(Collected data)
## begin
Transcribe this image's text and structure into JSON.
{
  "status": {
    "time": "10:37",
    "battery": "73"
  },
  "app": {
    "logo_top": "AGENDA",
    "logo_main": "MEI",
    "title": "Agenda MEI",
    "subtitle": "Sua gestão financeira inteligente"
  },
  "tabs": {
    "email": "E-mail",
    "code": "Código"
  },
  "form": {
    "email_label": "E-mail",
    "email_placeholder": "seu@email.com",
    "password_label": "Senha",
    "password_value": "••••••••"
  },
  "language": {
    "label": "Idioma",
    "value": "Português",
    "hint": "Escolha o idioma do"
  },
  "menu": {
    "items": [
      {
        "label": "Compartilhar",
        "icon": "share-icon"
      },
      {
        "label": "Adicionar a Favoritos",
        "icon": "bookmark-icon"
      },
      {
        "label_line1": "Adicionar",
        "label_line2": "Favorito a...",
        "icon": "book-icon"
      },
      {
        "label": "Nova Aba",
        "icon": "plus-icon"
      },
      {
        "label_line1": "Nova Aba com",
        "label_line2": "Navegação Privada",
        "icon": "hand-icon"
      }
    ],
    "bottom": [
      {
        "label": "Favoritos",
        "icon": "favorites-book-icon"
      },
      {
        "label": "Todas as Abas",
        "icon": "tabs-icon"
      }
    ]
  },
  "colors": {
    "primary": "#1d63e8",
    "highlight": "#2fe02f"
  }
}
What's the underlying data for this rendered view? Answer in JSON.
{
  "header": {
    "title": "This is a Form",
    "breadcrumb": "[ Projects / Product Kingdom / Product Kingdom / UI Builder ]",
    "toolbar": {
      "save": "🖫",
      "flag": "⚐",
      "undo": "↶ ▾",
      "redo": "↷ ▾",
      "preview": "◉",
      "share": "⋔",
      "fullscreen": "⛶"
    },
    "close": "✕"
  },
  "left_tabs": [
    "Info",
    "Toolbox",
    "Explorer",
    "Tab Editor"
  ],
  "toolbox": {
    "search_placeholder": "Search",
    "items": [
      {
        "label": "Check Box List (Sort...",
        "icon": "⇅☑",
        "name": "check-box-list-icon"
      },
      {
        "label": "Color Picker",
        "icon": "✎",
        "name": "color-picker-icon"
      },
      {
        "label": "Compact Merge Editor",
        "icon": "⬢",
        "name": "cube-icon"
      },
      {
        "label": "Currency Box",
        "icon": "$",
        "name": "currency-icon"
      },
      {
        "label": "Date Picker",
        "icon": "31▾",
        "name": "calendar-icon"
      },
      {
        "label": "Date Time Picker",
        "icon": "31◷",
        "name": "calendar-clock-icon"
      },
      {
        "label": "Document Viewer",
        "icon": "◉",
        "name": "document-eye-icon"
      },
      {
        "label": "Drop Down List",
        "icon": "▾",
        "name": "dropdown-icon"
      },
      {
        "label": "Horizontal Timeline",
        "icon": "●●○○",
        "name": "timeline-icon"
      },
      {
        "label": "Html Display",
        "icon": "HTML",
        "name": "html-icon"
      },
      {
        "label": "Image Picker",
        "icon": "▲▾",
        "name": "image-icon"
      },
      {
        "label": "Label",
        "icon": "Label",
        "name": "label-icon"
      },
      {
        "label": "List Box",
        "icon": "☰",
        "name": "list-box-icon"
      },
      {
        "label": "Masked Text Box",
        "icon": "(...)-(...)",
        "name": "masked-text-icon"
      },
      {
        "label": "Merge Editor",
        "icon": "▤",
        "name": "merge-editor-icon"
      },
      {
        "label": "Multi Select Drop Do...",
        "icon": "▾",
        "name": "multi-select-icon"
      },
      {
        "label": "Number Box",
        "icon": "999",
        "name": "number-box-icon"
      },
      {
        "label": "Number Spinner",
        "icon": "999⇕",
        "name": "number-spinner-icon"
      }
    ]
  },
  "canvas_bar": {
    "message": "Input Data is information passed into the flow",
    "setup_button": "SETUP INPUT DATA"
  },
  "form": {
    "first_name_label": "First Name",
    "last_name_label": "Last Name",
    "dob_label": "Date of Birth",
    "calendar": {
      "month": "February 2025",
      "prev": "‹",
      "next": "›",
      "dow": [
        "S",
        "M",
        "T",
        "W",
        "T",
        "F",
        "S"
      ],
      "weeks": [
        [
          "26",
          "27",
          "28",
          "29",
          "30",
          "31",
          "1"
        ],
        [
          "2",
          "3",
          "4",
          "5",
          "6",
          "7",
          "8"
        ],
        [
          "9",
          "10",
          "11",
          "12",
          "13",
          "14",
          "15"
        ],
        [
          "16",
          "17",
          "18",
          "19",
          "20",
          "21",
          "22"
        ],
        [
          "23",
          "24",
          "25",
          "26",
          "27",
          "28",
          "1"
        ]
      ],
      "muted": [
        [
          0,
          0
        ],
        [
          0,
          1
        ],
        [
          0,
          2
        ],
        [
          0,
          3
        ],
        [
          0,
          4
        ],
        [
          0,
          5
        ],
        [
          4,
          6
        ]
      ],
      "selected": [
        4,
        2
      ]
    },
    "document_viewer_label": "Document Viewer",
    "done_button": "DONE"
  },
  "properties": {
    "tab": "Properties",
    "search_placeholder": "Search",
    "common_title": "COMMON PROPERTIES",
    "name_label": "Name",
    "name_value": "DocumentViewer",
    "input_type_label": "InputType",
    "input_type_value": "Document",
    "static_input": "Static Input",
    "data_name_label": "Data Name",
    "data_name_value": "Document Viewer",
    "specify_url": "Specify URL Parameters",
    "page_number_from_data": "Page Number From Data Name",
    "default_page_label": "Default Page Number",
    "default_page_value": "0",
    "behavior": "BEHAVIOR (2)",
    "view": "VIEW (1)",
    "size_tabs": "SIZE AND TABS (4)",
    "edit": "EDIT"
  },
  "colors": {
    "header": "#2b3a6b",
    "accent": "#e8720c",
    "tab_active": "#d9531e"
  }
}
## end
§ **Directions**:
Within the listing, how many lines hold the word "JSON"? Only the number is to be given.

§ **Task output**:
2